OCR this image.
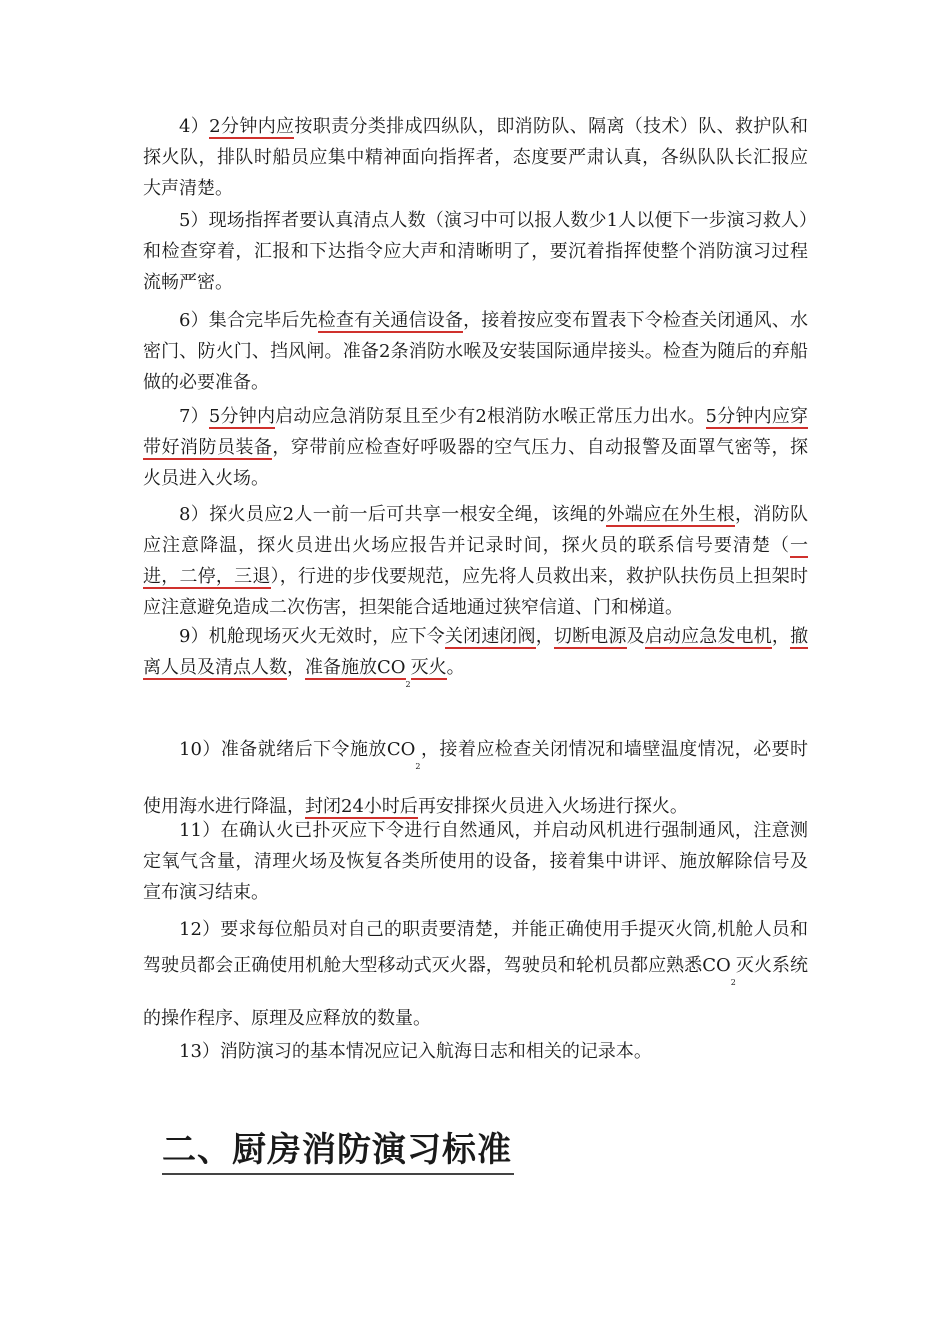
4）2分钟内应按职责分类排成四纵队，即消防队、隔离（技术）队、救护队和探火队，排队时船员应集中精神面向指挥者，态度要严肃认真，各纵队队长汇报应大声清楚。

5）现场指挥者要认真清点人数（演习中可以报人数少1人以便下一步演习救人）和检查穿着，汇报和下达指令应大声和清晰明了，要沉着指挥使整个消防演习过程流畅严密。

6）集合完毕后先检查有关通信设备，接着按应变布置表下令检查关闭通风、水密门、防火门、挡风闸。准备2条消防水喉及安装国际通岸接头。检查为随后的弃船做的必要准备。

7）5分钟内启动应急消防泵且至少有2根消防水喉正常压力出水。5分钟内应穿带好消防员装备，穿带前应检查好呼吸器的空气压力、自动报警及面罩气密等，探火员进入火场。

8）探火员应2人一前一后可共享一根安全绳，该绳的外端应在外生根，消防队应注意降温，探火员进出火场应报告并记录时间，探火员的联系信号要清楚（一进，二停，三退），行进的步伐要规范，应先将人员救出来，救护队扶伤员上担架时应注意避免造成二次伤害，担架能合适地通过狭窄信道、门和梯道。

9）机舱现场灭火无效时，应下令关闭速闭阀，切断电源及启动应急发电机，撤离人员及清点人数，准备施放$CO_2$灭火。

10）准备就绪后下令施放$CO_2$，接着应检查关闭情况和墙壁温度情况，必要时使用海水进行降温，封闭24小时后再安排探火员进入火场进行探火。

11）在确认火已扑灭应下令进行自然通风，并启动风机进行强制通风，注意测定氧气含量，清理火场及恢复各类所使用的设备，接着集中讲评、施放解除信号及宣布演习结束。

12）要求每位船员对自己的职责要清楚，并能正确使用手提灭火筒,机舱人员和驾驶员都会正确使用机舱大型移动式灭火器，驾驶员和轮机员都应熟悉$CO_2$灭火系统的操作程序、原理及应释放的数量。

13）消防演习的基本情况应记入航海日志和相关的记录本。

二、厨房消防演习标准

___

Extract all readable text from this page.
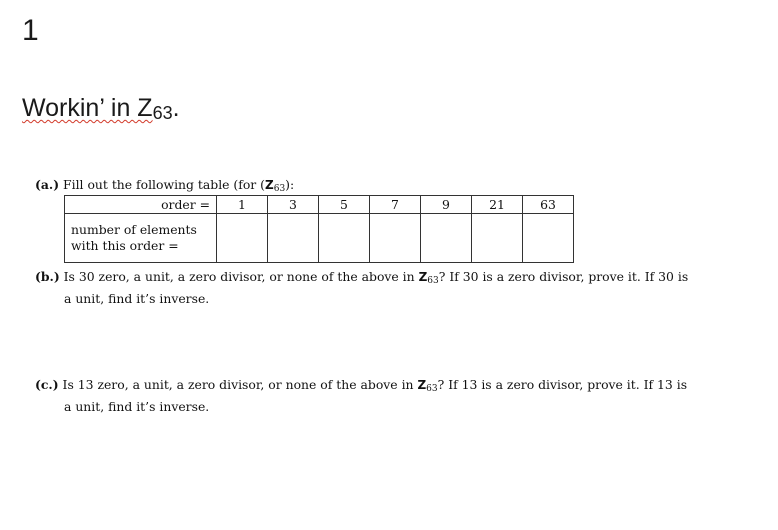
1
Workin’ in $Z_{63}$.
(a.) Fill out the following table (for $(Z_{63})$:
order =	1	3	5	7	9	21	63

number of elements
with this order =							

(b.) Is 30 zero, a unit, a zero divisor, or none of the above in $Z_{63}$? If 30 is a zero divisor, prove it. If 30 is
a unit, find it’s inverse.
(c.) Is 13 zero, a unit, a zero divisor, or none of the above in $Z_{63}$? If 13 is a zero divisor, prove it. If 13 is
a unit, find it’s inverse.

___

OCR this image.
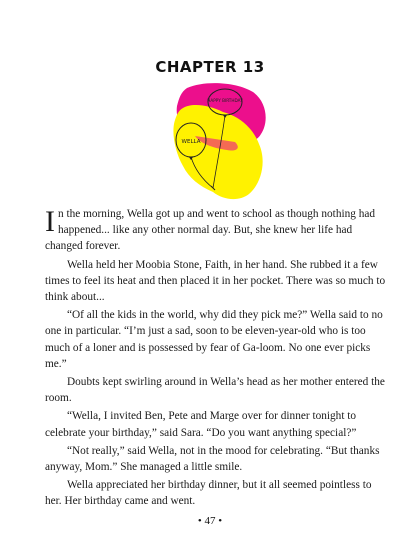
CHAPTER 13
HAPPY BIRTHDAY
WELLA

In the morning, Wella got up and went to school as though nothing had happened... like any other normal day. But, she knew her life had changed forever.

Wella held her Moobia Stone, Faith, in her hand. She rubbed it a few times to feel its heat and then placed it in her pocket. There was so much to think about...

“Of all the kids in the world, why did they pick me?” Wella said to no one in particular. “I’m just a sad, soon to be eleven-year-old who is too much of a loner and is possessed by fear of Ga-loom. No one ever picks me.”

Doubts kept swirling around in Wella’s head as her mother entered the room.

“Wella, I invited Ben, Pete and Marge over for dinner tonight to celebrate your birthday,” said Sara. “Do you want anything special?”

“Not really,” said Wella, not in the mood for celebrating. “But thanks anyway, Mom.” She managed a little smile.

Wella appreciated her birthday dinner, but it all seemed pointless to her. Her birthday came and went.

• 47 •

___

## SHORT EXERCISE
Using the listing above, locate the lines that hold "none" and copy each one.

## RESULT
(b.) Is 30 zero, a unit, a zero divisor, or none of the above in $Z_{63}$? If 30 is a zero divisor, prove it. If 30 is
(c.) Is 13 zero, a unit, a zero divisor, or none of the above in $Z_{63}$? If 13 is a zero divisor, prove it. If 13 is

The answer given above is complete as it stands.